[Work instructions]
A single number is the answer here: how many lines of the entries contain "中国共产党纪律处分条例"?

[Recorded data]
━━━━━━━━
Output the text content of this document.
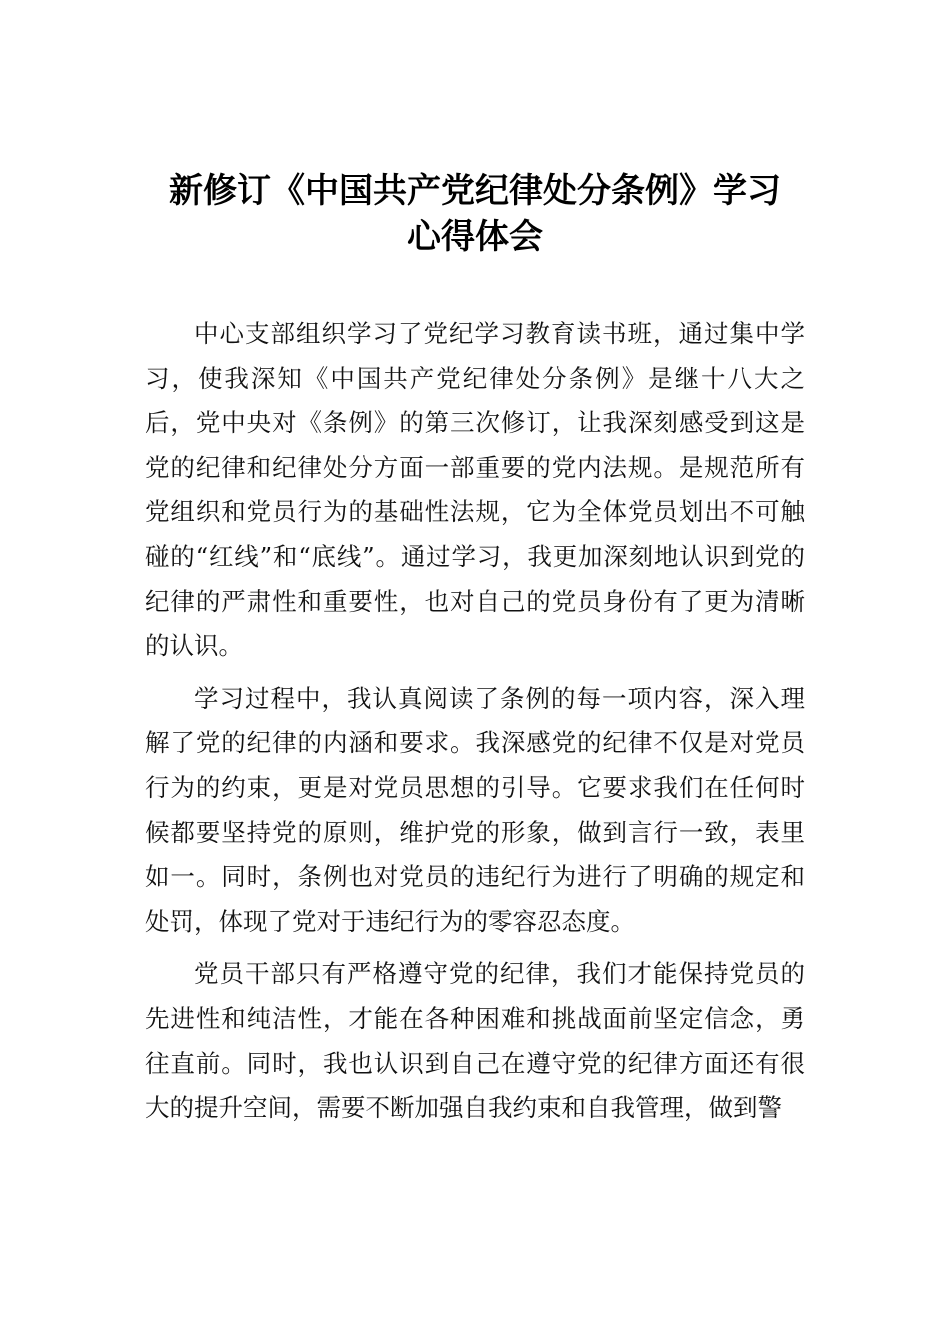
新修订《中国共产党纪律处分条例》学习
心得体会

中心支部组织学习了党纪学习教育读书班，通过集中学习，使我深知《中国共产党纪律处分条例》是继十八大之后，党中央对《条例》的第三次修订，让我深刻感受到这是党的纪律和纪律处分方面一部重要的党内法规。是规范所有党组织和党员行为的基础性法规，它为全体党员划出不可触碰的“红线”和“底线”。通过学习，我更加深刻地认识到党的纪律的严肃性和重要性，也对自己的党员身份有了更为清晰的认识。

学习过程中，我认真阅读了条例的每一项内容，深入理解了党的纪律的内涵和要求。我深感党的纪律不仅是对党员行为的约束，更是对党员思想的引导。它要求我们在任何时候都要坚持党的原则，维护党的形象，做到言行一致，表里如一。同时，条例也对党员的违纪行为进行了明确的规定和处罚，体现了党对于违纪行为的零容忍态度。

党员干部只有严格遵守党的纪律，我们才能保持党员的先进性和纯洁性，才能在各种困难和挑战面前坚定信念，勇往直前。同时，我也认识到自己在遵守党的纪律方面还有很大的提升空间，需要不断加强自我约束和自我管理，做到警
━━━━━━━━
[Result for this task]
2